**What you should do**. Each record must be reproduced exactly as it is shown.

##### Data provided

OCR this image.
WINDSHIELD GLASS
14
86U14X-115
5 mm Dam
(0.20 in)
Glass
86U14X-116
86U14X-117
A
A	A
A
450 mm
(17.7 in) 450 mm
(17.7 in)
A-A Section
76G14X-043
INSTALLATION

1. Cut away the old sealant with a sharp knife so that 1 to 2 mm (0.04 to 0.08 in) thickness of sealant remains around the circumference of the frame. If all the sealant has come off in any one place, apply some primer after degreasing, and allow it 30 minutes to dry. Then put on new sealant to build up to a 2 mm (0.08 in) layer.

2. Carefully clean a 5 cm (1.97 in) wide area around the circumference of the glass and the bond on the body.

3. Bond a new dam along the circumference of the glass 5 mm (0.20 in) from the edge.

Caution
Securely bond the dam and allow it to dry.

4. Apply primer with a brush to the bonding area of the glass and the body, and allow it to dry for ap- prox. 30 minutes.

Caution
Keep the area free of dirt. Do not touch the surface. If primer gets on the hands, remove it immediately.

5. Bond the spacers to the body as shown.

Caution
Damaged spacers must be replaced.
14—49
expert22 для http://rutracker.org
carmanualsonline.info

##########

**Written response**.
OCR this image.
WINDSHIELD GLASS
14
86U14X-115
5 mm Dam
(0.20 in)
Glass
86U14X-116
86U14X-117
A
A	A
A
450 mm
(17.7 in) 450 mm
(17.7 in)
A-A Section
76G14X-043
INSTALLATION

1. Cut away the old sealant with a sharp knife so that 1 to 2 mm (0.04 to 0.08 in) thickness of sealant remains around the circumference of the frame. If all the sealant has come off in any one place, apply some primer after degreasing, and allow it 30 minutes to dry. Then put on new sealant to build up to a 2 mm (0.08 in) layer.

2. Carefully clean a 5 cm (1.97 in) wide area around the circumference of the glass and the bond on the body.

3. Bond a new dam along the circumference of the glass 5 mm (0.20 in) from the edge.

Caution
Securely bond the dam and allow it to dry.

4. Apply primer with a brush to the bonding area of the glass and the body, and allow it to dry for ap- prox. 30 minutes.

Caution
Keep the area free of dirt. Do not touch the surface. If primer gets on the hands, remove it immediately.

5. Bond the spacers to the body as shown.

Caution
Damaged spacers must be replaced.
14—49
expert22 для http://rutracker.org
carmanualsonline.info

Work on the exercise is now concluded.